Required task.
Extract every line of the entries below verbatim, leaving the text and the coordinates unchanged.

Provided records.

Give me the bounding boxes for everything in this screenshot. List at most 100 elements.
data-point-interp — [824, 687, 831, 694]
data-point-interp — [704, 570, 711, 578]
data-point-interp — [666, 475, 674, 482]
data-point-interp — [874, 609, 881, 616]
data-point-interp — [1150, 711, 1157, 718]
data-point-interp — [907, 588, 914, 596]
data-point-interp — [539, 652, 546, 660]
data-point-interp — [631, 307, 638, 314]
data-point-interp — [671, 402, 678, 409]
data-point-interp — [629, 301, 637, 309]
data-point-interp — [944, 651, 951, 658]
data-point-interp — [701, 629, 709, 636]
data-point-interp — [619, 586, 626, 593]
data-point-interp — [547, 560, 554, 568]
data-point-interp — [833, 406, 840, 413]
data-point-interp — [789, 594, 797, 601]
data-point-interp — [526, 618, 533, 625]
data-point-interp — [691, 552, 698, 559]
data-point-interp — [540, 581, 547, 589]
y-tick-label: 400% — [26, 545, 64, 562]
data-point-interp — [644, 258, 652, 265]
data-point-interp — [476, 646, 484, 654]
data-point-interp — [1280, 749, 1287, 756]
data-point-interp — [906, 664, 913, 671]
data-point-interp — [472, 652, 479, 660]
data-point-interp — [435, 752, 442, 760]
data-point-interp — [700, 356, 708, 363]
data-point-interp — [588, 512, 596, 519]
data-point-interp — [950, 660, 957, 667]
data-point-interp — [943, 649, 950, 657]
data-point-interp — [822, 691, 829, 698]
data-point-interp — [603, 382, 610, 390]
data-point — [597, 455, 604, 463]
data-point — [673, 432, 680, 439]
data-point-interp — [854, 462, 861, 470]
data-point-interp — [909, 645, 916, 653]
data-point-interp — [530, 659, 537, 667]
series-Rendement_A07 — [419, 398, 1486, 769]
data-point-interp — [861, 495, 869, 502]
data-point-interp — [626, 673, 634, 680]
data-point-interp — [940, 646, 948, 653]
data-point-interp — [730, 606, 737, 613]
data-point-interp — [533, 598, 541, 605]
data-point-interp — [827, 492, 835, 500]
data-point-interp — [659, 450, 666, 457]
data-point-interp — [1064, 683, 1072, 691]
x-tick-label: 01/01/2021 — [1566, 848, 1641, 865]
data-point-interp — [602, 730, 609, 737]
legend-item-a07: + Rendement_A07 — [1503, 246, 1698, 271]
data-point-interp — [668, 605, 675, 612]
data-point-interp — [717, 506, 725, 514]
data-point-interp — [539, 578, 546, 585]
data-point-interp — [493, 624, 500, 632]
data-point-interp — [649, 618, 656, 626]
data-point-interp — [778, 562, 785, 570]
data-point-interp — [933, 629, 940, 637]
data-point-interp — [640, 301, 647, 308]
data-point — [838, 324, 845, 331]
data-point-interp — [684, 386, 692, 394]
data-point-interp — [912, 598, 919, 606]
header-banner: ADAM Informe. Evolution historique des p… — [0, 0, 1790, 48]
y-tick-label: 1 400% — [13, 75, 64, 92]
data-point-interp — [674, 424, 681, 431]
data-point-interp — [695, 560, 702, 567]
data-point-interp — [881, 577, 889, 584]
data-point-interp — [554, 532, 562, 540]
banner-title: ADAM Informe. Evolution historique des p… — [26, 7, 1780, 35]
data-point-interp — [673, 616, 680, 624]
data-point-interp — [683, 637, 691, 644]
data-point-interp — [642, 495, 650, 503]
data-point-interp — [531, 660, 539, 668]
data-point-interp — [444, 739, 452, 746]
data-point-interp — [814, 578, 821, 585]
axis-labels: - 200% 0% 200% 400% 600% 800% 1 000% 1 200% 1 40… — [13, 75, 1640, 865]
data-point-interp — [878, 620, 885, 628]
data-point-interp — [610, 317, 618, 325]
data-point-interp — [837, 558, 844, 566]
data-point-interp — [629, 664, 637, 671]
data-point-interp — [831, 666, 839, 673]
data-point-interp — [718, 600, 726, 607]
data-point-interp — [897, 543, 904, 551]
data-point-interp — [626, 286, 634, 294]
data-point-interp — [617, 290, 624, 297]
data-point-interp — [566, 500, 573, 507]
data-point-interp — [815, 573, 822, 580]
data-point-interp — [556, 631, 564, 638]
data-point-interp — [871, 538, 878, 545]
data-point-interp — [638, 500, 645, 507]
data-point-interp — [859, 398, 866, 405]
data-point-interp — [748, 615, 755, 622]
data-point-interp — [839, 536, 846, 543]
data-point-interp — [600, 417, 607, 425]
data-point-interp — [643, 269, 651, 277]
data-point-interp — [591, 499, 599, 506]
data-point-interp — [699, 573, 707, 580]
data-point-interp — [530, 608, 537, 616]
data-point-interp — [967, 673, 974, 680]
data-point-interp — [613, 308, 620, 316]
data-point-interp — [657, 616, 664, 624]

Exercise answer.
Give me the bounding boxes for everything in this screenshot. List at most 100 elements.
data-point-interp — [824, 687, 831, 694]
data-point-interp — [704, 570, 711, 578]
data-point-interp — [666, 475, 674, 482]
data-point-interp — [874, 609, 881, 616]
data-point-interp — [1150, 711, 1157, 718]
data-point-interp — [907, 588, 914, 596]
data-point-interp — [539, 652, 546, 660]
data-point-interp — [631, 307, 638, 314]
data-point-interp — [671, 402, 678, 409]
data-point-interp — [629, 301, 637, 309]
data-point-interp — [944, 651, 951, 658]
data-point-interp — [701, 629, 709, 636]
data-point-interp — [619, 586, 626, 593]
data-point-interp — [547, 560, 554, 568]
data-point-interp — [833, 406, 840, 413]
data-point-interp — [789, 594, 797, 601]
data-point-interp — [526, 618, 533, 625]
data-point-interp — [691, 552, 698, 559]
data-point-interp — [540, 581, 547, 589]
y-tick-label: 400% — [26, 545, 64, 562]
data-point-interp — [644, 258, 652, 265]
data-point-interp — [476, 646, 484, 654]
data-point-interp — [1280, 749, 1287, 756]
data-point-interp — [906, 664, 913, 671]
data-point-interp — [472, 652, 479, 660]
data-point-interp — [435, 752, 442, 760]
data-point-interp — [700, 356, 708, 363]
data-point-interp — [588, 512, 596, 519]
data-point-interp — [950, 660, 957, 667]
data-point-interp — [943, 649, 950, 657]
data-point-interp — [822, 691, 829, 698]
data-point-interp — [603, 382, 610, 390]
data-point — [597, 455, 604, 463]
data-point — [673, 432, 680, 439]
data-point-interp — [854, 462, 861, 470]
data-point-interp — [909, 645, 916, 653]
data-point-interp — [530, 659, 537, 667]
series-Rendement_A07 — [419, 398, 1486, 769]
data-point-interp — [861, 495, 869, 502]
data-point-interp — [626, 673, 634, 680]
data-point-interp — [940, 646, 948, 653]
data-point-interp — [730, 606, 737, 613]
data-point-interp — [533, 598, 541, 605]
data-point-interp — [827, 492, 835, 500]
data-point-interp — [659, 450, 666, 457]
data-point-interp — [1064, 683, 1072, 691]
x-tick-label: 01/01/2021 — [1566, 848, 1641, 865]
data-point-interp — [602, 730, 609, 737]
legend-item-a07: + Rendement_A07 — [1503, 246, 1698, 271]
data-point-interp — [668, 605, 675, 612]
data-point-interp — [717, 506, 725, 514]
data-point-interp — [539, 578, 546, 585]
data-point-interp — [493, 624, 500, 632]
data-point-interp — [649, 618, 656, 626]
data-point-interp — [778, 562, 785, 570]
data-point-interp — [933, 629, 940, 637]
data-point-interp — [640, 301, 647, 308]
data-point — [838, 324, 845, 331]
data-point-interp — [684, 386, 692, 394]
data-point-interp — [912, 598, 919, 606]
header-banner: ADAM Informe. Evolution historique des p… — [0, 0, 1790, 48]
y-tick-label: 1 400% — [13, 75, 64, 92]
data-point-interp — [674, 424, 681, 431]
data-point-interp — [695, 560, 702, 567]
data-point-interp — [881, 577, 889, 584]
data-point-interp — [554, 532, 562, 540]
banner-title: ADAM Informe. Evolution historique des p… — [26, 7, 1780, 35]
data-point-interp — [673, 616, 680, 624]
data-point-interp — [683, 637, 691, 644]
data-point-interp — [642, 495, 650, 503]
data-point-interp — [531, 660, 539, 668]
data-point-interp — [444, 739, 452, 746]
data-point-interp — [814, 578, 821, 585]
axis-labels: - 200% 0% 200% 400% 600% 800% 1 000% 1 200% 1 40… — [13, 75, 1640, 865]
data-point-interp — [878, 620, 885, 628]
data-point-interp — [610, 317, 618, 325]
data-point-interp — [837, 558, 844, 566]
data-point-interp — [629, 664, 637, 671]
data-point-interp — [831, 666, 839, 673]
data-point-interp — [718, 600, 726, 607]
data-point-interp — [897, 543, 904, 551]
data-point-interp — [626, 286, 634, 294]
data-point-interp — [617, 290, 624, 297]
data-point-interp — [566, 500, 573, 507]
data-point-interp — [815, 573, 822, 580]
data-point-interp — [556, 631, 564, 638]
data-point-interp — [871, 538, 878, 545]
data-point-interp — [638, 500, 645, 507]
data-point-interp — [859, 398, 866, 405]
data-point-interp — [748, 615, 755, 622]
data-point-interp — [839, 536, 846, 543]
data-point-interp — [600, 417, 607, 425]
data-point-interp — [643, 269, 651, 277]
data-point-interp — [591, 499, 599, 506]
data-point-interp — [699, 573, 707, 580]
data-point-interp — [530, 608, 537, 616]
data-point-interp — [967, 673, 974, 680]
data-point-interp — [613, 308, 620, 316]
data-point-interp — [657, 616, 664, 624]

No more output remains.